• Required work
Set each entry down verbatim, omitting images.

****************

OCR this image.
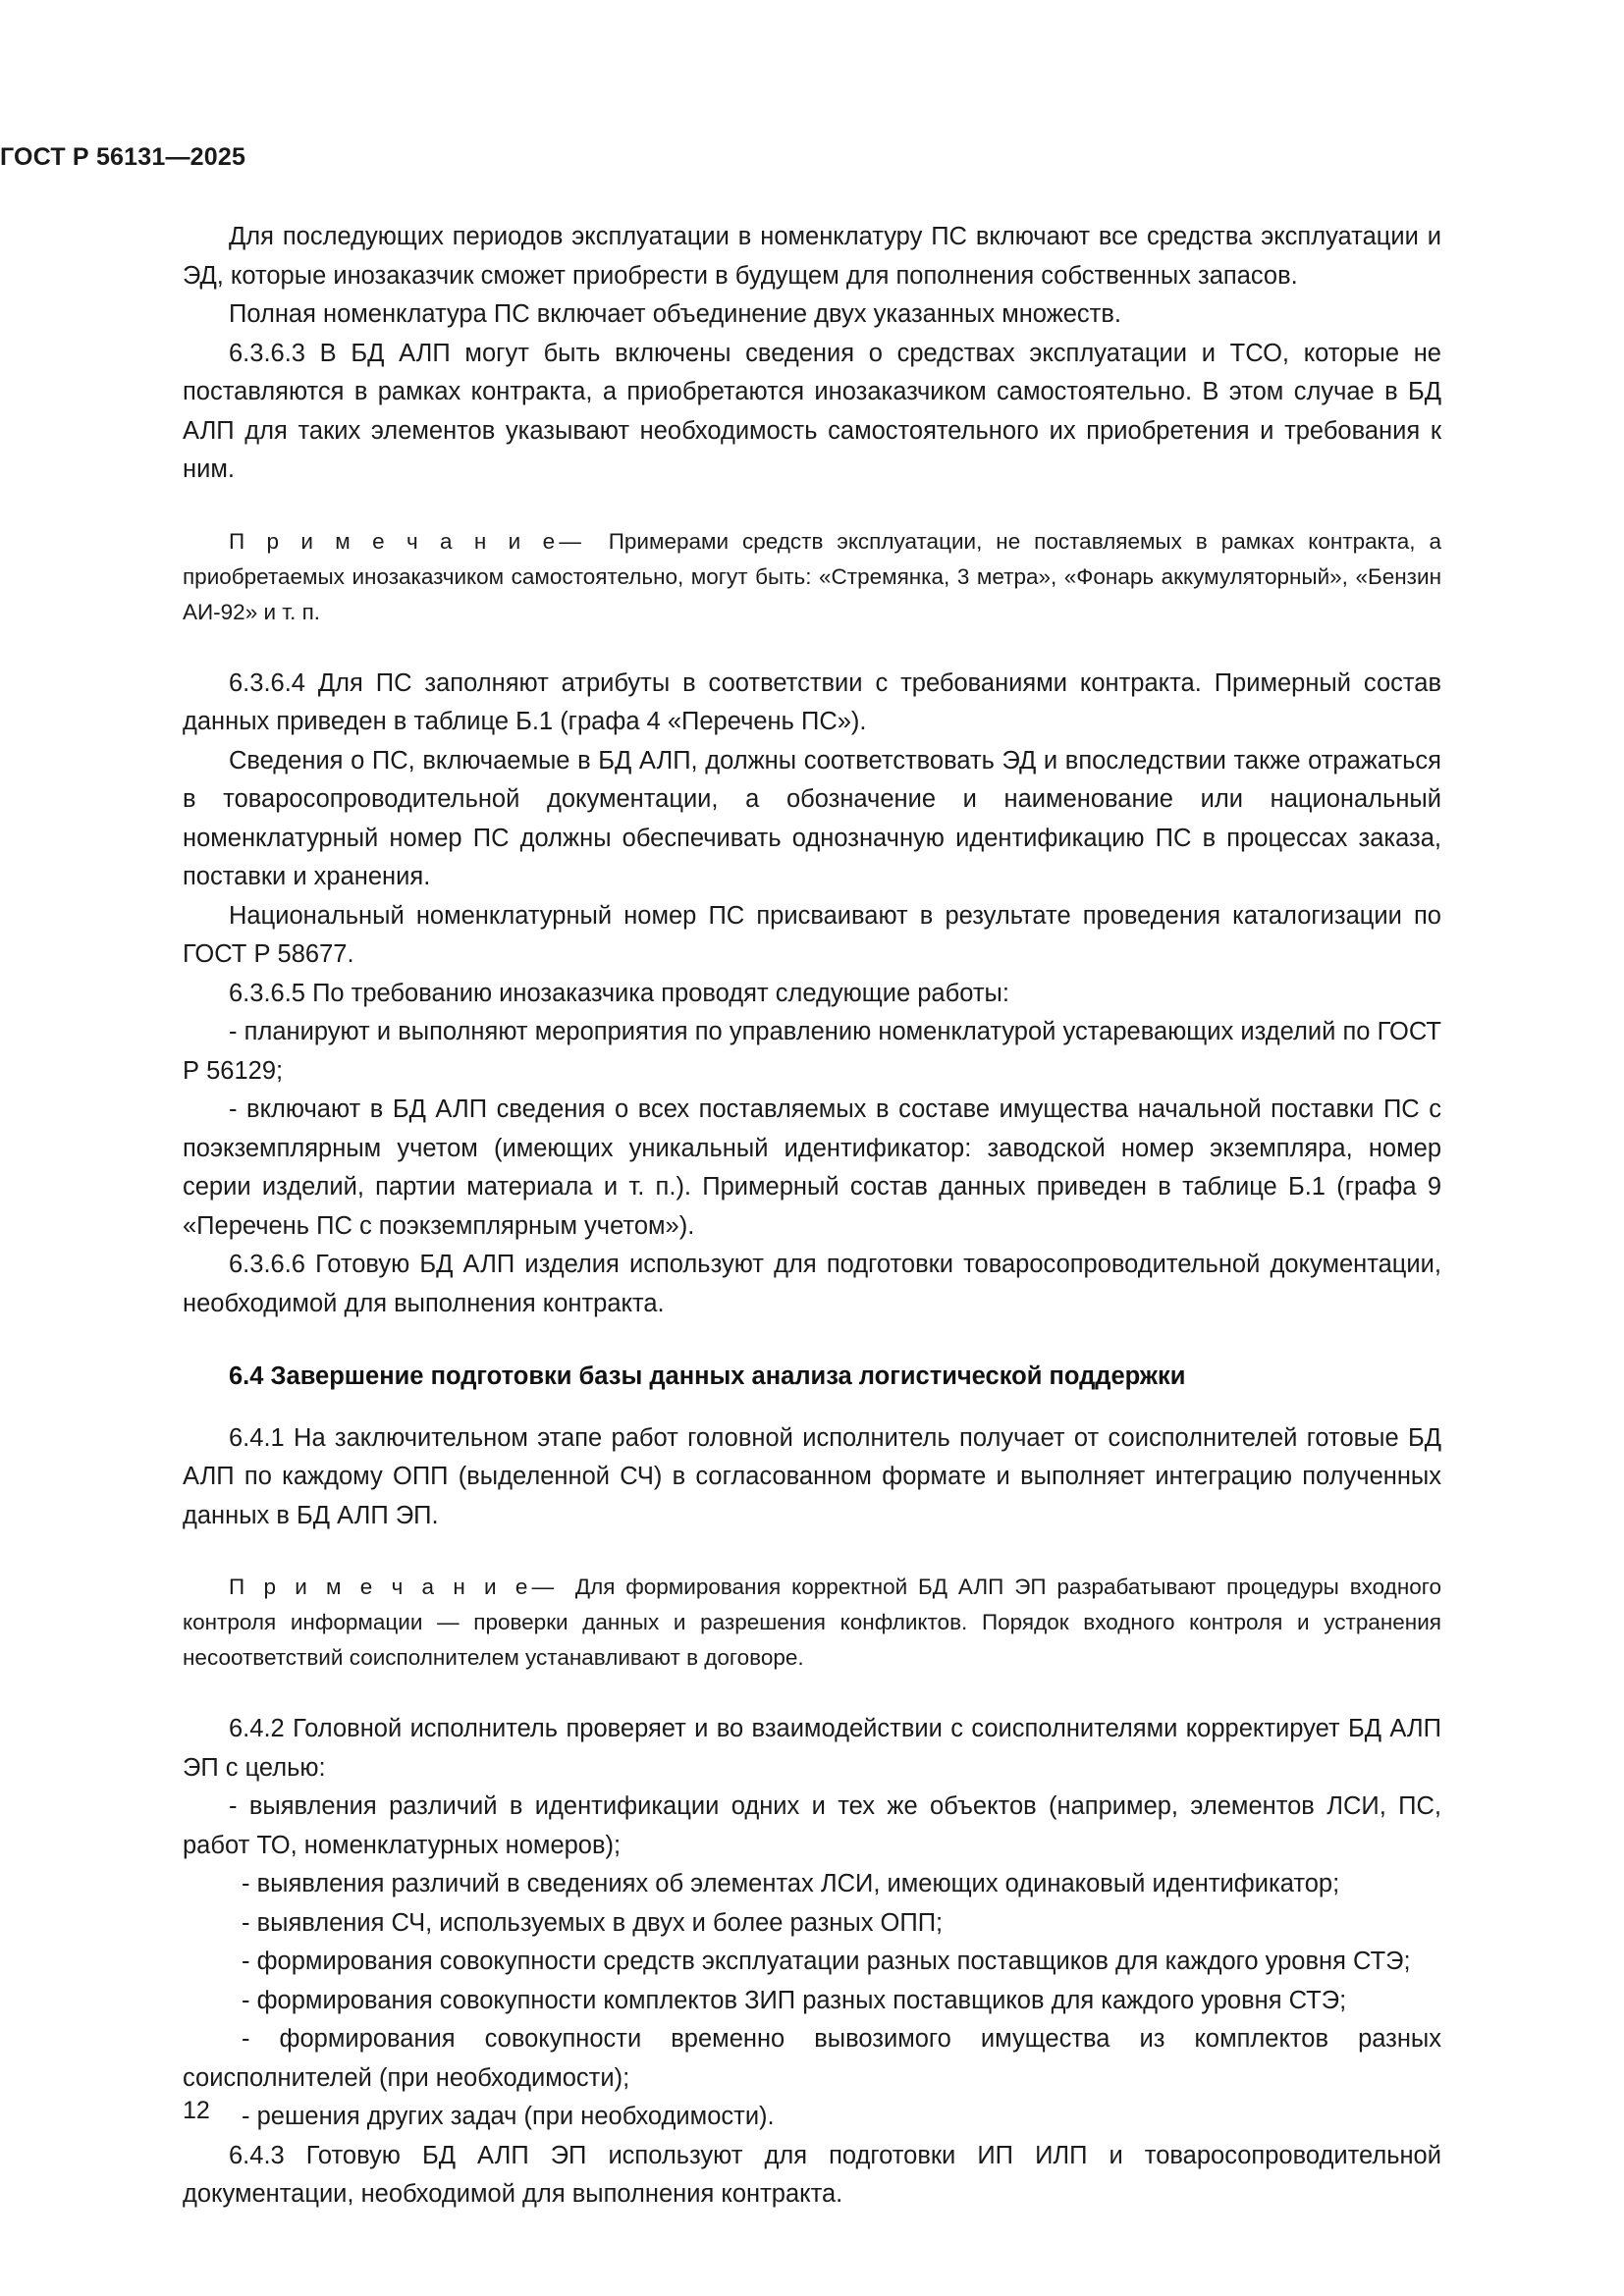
ГОСТ Р 56131—2025

Для последующих периодов эксплуатации в номенклатуру ПС включают все средства эксплуатации и ЭД, которые инозаказчик сможет приобрести в будущем для пополнения собственных запасов.

Полная номенклатура ПС включает объединение двух указанных множеств.

6.3.6.3 В БД АЛП могут быть включены сведения о средствах эксплуатации и ТСО, которые не поставляются в рамках контракта, а приобретаются инозаказчиком самостоятельно. В этом случае в БД АЛП для таких элементов указывают необходимость самостоятельного их приобретения и требования к ним.

П р и м е ч а н и е— Примерами средств эксплуатации, не поставляемых в рамках контракта, а приобретаемых инозаказчиком самостоятельно, могут быть: «Стремянка, 3 метра», «Фонарь аккумуляторный», «Бензин АИ-92» и т. п.

6.3.6.4 Для ПС заполняют атрибуты в соответствии с требованиями контракта. Примерный состав данных приведен в таблице Б.1 (графа 4 «Перечень ПС»).

Сведения о ПС, включаемые в БД АЛП, должны соответствовать ЭД и впоследствии также отражаться в товаросопроводительной документации, а обозначение и наименование или национальный номенклатурный номер ПС должны обеспечивать однозначную идентификацию ПС в процессах заказа, поставки и хранения.

Национальный номенклатурный номер ПС присваивают в результате проведения каталогизации по ГОСТ Р 58677.

6.3.6.5 По требованию инозаказчика проводят следующие работы:

- планируют и выполняют мероприятия по управлению номенклатурой устаревающих изделий по ГОСТ Р 56129;

- включают в БД АЛП сведения о всех поставляемых в составе имущества начальной поставки ПС с поэкземплярным учетом (имеющих уникальный идентификатор: заводской номер экземпляра, номер серии изделий, партии материала и т. п.). Примерный состав данных приведен в таблице Б.1 (графа 9 «Перечень ПС с поэкземплярным учетом»).

6.3.6.6 Готовую БД АЛП изделия используют для подготовки товаросопроводительной документации, необходимой для выполнения контракта.

6.4 Завершение подготовки базы данных анализа логистической поддержки

6.4.1 На заключительном этапе работ головной исполнитель получает от соисполнителей готовые БД АЛП по каждому ОПП (выделенной СЧ) в согласованном формате и выполняет интеграцию полученных данных в БД АЛП ЭП.

П р и м е ч а н и е— Для формирования корректной БД АЛП ЭП разрабатывают процедуры входного контроля информации — проверки данных и разрешения конфликтов. Порядок входного контроля и устранения несоответствий соисполнителем устанавливают в договоре.

6.4.2 Головной исполнитель проверяет и во взаимодействии с соисполнителями корректирует БД АЛП ЭП с целью:

- выявления различий в идентификации одних и тех же объектов (например, элементов ЛСИ, ПС, работ ТО, номенклатурных номеров);

- выявления различий в сведениях об элементах ЛСИ, имеющих одинаковый идентификатор;

- выявления СЧ, используемых в двух и более разных ОПП;

- формирования совокупности средств эксплуатации разных поставщиков для каждого уровня СТЭ;

- формирования совокупности комплектов ЗИП разных поставщиков для каждого уровня СТЭ;

- формирования совокупности временно вывозимого имущества из комплектов разных соисполнителей (при необходимости);

- решения других задач (при необходимости).

6.4.3 Готовую БД АЛП ЭП используют для подготовки ИП ИЛП и товаросопроводительной документации, необходимой для выполнения контракта.

12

****************

• Written response
OCR this image.
ГОСТ Р 56131—2025

Для последующих периодов эксплуатации в номенклатуру ПС включают все средства эксплуатации и ЭД, которые инозаказчик сможет приобрести в будущем для пополнения собственных запасов.

Полная номенклатура ПС включает объединение двух указанных множеств.

6.3.6.3 В БД АЛП могут быть включены сведения о средствах эксплуатации и ТСО, которые не поставляются в рамках контракта, а приобретаются инозаказчиком самостоятельно. В этом случае в БД АЛП для таких элементов указывают необходимость самостоятельного их приобретения и требования к ним.

П р и м е ч а н и е— Примерами средств эксплуатации, не поставляемых в рамках контракта, а приобретаемых инозаказчиком самостоятельно, могут быть: «Стремянка, 3 метра», «Фонарь аккумуляторный», «Бензин АИ-92» и т. п.

6.3.6.4 Для ПС заполняют атрибуты в соответствии с требованиями контракта. Примерный состав данных приведен в таблице Б.1 (графа 4 «Перечень ПС»).

Сведения о ПС, включаемые в БД АЛП, должны соответствовать ЭД и впоследствии также отражаться в товаросопроводительной документации, а обозначение и наименование или национальный номенклатурный номер ПС должны обеспечивать однозначную идентификацию ПС в процессах заказа, поставки и хранения.

Национальный номенклатурный номер ПС присваивают в результате проведения каталогизации по ГОСТ Р 58677.

6.3.6.5 По требованию инозаказчика проводят следующие работы:

- планируют и выполняют мероприятия по управлению номенклатурой устаревающих изделий по ГОСТ Р 56129;

- включают в БД АЛП сведения о всех поставляемых в составе имущества начальной поставки ПС с поэкземплярным учетом (имеющих уникальный идентификатор: заводской номер экземпляра, номер серии изделий, партии материала и т. п.). Примерный состав данных приведен в таблице Б.1 (графа 9 «Перечень ПС с поэкземплярным учетом»).

6.3.6.6 Готовую БД АЛП изделия используют для подготовки товаросопроводительной документации, необходимой для выполнения контракта.

6.4 Завершение подготовки базы данных анализа логистической поддержки

6.4.1 На заключительном этапе работ головной исполнитель получает от соисполнителей готовые БД АЛП по каждому ОПП (выделенной СЧ) в согласованном формате и выполняет интеграцию полученных данных в БД АЛП ЭП.

П р и м е ч а н и е— Для формирования корректной БД АЛП ЭП разрабатывают процедуры входного контроля информации — проверки данных и разрешения конфликтов. Порядок входного контроля и устранения несоответствий соисполнителем устанавливают в договоре.

6.4.2 Головной исполнитель проверяет и во взаимодействии с соисполнителями корректирует БД АЛП ЭП с целью:

- выявления различий в идентификации одних и тех же объектов (например, элементов ЛСИ, ПС, работ ТО, номенклатурных номеров);

- выявления различий в сведениях об элементах ЛСИ, имеющих одинаковый идентификатор;

- выявления СЧ, используемых в двух и более разных ОПП;

- формирования совокупности средств эксплуатации разных поставщиков для каждого уровня СТЭ;

- формирования совокупности комплектов ЗИП разных поставщиков для каждого уровня СТЭ;

- формирования совокупности временно вывозимого имущества из комплектов разных соисполнителей (при необходимости);

- решения других задач (при необходимости).

6.4.3 Готовую БД АЛП ЭП используют для подготовки ИП ИЛП и товаросопроводительной документации, необходимой для выполнения контракта.

12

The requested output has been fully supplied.